Of all the lines in the material below, how many include the string "University"? Give the number only.
## START
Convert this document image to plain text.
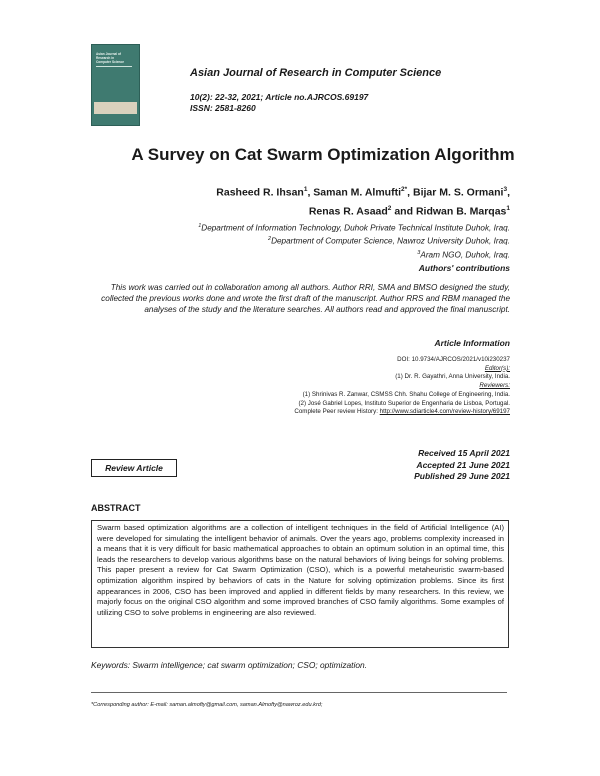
Asian Journal of
Research in
Computer Science
Asian Journal of Research in Computer Science
10(2): 22-32, 2021; Article no.AJRCOS.69197
ISSN: 2581-8260
A Survey on Cat Swarm Optimization Algorithm
Rasheed R. Ihsan$^1$, Saman M. Almufti$^{2*}$, Bijar M. S. Ormani$^3$,
Renas R. Asaad$^2$ and Ridwan B. Marqas$^1$
$^1$Department of Information Technology, Duhok Private Technical Institute Duhok, Iraq.
$^2$Department of Computer Science, Nawroz University Duhok, Iraq.
$^3$Aram NGO, Duhok, Iraq.
Authors' contributions
This work was carried out in collaboration among all authors. Author RRI, SMA and BMSO designed the study, collected the previous works done and wrote the first draft of the manuscript. Author RRS and RBM managed the analyses of the study and the literature searches. All authors read and approved the final manuscript.
Article Information
DOI: 10.9734/AJRCOS/2021/v10i230237
Editor(s):
(1) Dr. R. Gayathri, Anna University, India.
Reviewers:
(1) Shrinivas R. Zanwar, CSMSS Chh. Shahu College of Engineering, India.
(2) José Gabriel Lopes, Instituto Superior de Engenharia de Lisboa, Portugal.
Complete Peer review History: http://www.sdiarticle4.com/review-history/69197
Review Article
Received 15 April 2021
Accepted 21 June 2021
Published 29 June 2021
ABSTRACT
Swarm based optimization algorithms are a collection of intelligent techniques in the field of Artificial Intelligence (AI) were developed for simulating the intelligent behavior of animals. Over the years ago, problems complexity increased in a means that it is very difficult for basic mathematical approaches to obtain an optimum solution in an optimal time, this leads the researchers to develop various algorithms base on the natural behaviors of living beings for solving problems. This paper present a review for Cat Swarm Optimization (CSO), which is a powerful metaheuristic swarm-based optimization algorithm inspired by behaviors of cats in the Nature for solving optimization problems. Since its first appearances in 2006, CSO has been improved and applied in different fields by many researchers. In this review, we majorly focus on the original CSO algorithm and some improved branches of CSO family algorithms. Some examples of utilizing CSO to solve problems in engineering are also reviewed.
Keywords: Swarm intelligence; cat swarm optimization; CSO; optimization.
*Corresponding author: E-mail: saman.almofty@gmail.com, saman.Almofty@nawroz.edu.krd;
## END
FULL RESPONSE:
2